Records from a data source:
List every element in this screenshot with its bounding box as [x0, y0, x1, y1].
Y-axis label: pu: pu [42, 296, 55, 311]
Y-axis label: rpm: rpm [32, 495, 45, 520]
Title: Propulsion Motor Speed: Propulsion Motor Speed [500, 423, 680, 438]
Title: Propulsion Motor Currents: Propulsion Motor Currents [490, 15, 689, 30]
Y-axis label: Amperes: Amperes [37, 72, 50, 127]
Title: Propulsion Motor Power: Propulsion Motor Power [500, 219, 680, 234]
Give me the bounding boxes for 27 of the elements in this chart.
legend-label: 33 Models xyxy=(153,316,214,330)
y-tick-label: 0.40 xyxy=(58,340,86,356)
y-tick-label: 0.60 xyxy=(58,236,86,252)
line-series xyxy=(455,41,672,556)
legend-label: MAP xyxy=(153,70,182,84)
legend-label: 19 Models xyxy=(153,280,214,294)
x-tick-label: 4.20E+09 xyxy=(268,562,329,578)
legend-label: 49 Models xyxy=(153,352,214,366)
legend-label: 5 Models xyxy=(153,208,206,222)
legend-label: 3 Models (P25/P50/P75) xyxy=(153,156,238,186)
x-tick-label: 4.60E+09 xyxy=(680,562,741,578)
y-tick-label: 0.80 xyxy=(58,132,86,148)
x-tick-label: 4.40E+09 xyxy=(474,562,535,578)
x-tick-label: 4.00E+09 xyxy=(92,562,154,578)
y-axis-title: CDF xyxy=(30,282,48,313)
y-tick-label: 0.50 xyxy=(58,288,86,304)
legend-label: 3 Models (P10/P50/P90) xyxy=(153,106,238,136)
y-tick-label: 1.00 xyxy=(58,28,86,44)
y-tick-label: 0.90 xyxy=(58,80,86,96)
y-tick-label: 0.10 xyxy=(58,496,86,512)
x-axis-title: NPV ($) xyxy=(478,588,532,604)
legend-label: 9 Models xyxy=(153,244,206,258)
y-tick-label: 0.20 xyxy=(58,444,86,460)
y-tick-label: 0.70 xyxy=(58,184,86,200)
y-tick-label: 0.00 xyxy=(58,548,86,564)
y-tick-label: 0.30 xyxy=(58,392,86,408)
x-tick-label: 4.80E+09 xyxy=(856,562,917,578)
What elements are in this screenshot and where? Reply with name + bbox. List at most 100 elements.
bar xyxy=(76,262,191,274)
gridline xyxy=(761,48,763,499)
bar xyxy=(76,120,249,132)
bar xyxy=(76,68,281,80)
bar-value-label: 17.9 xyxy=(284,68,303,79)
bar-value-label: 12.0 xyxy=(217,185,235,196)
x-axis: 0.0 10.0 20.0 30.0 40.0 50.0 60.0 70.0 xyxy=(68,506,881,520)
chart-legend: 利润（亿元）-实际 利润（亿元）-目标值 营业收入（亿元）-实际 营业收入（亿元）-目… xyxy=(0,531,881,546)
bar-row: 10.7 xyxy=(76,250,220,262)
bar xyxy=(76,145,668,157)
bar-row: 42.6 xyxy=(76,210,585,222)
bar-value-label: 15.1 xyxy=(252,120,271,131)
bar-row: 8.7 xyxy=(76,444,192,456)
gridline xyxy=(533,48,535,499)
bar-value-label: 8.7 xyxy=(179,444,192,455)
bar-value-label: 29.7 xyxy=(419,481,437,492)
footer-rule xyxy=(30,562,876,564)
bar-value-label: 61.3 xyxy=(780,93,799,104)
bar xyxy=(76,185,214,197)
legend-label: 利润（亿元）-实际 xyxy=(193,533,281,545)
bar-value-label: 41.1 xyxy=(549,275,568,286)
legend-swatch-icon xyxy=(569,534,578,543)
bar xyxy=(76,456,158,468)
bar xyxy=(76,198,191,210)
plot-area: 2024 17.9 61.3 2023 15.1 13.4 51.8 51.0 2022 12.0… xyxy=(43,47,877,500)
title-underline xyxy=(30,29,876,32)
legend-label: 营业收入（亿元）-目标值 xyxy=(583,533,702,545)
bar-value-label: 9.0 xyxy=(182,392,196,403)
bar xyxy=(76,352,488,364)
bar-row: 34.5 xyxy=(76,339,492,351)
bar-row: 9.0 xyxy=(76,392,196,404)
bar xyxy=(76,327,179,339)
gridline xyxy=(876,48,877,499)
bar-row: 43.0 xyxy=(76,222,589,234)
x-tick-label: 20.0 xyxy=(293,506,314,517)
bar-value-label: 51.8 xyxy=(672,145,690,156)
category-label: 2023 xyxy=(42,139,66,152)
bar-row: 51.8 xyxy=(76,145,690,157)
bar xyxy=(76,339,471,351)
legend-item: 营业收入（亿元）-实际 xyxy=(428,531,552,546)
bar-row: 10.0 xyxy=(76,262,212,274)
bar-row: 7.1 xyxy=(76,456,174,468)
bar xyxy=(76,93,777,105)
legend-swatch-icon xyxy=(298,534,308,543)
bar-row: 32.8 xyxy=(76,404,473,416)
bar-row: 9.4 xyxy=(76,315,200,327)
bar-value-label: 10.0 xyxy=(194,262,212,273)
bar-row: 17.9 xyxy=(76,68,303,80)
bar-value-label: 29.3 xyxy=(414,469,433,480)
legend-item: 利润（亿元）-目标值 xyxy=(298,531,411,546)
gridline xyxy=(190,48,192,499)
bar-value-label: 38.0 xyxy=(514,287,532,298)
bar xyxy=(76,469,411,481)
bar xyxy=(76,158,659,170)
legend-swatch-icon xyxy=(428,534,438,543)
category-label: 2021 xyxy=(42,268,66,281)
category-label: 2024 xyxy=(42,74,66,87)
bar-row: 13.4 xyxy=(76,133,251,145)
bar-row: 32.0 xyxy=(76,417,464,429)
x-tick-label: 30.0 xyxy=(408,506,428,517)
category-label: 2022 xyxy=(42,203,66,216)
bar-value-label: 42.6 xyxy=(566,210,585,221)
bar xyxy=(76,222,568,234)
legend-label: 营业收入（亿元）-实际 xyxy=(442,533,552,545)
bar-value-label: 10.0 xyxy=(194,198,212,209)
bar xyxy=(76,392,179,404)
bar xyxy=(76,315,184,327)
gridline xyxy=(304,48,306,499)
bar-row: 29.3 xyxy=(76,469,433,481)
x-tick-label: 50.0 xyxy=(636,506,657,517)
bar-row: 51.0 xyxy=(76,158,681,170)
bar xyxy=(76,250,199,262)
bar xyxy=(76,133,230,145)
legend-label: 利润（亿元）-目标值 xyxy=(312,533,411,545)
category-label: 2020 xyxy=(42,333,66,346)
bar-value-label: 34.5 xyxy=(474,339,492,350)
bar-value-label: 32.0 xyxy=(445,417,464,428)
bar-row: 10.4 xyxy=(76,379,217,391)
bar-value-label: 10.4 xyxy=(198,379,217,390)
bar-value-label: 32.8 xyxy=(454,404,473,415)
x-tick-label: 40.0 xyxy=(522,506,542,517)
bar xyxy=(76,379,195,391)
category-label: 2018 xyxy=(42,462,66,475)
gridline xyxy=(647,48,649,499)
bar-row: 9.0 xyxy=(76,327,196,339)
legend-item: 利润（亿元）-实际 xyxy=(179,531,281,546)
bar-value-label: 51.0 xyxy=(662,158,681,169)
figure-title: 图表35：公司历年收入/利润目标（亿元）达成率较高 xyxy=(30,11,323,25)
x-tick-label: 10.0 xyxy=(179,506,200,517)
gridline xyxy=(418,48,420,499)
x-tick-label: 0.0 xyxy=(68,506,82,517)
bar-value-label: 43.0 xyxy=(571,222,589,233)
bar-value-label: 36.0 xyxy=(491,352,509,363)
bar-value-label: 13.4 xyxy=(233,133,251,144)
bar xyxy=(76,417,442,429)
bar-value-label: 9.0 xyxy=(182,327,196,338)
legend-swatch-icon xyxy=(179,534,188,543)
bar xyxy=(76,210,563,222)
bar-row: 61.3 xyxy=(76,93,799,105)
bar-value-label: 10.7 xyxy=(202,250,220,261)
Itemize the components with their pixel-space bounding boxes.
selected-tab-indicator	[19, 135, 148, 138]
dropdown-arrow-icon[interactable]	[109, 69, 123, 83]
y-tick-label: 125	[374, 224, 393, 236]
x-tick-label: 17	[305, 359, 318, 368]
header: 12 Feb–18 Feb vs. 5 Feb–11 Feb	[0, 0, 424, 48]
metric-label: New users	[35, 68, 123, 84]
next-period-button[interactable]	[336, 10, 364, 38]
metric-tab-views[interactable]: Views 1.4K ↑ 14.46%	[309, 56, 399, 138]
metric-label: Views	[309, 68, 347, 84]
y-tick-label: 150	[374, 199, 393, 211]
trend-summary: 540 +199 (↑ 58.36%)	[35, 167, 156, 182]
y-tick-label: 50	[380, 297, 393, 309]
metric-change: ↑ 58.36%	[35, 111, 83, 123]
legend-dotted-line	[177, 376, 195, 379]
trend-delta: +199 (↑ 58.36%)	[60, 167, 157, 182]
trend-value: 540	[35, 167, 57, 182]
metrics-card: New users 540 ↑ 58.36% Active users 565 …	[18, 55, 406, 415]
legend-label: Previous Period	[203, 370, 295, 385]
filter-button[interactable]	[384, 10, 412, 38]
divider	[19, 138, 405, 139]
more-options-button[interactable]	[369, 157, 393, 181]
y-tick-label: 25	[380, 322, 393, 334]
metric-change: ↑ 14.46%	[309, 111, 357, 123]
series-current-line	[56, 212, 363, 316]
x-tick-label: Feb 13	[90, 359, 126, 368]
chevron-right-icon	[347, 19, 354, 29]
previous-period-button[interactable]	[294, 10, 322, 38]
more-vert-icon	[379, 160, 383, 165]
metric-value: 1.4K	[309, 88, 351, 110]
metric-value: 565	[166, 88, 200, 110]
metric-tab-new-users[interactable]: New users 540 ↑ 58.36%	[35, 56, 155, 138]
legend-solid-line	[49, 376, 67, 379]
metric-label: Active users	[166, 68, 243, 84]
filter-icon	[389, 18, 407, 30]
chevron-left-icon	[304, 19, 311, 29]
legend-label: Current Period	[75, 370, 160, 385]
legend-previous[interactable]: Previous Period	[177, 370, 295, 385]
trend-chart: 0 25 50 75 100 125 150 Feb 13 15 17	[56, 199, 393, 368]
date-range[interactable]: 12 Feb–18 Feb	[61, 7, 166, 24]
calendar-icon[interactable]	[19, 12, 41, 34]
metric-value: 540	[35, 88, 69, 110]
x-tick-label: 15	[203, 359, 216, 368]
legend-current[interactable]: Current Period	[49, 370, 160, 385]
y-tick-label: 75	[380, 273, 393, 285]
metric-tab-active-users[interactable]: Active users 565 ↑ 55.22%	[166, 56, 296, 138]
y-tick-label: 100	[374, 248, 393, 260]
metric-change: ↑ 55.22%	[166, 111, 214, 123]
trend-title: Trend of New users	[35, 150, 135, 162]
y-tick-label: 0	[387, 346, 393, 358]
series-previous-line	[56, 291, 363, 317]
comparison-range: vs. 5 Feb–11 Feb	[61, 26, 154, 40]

STATED PROBLEM:
Copy the lines from the start of the records through the line holding "Y-axis label: Amperes: Amperes", inclusive, with no changes.

TASK SOLUTION:
List every element in this screenshot with its bounding box as [x0, y0, x1, y1].
Y-axis label: pu: pu [42, 296, 55, 311]
Y-axis label: rpm: rpm [32, 495, 45, 520]
Title: Propulsion Motor Speed: Propulsion Motor Speed [500, 423, 680, 438]
Title: Propulsion Motor Currents: Propulsion Motor Currents [490, 15, 689, 30]
Y-axis label: Amperes: Amperes [37, 72, 50, 127]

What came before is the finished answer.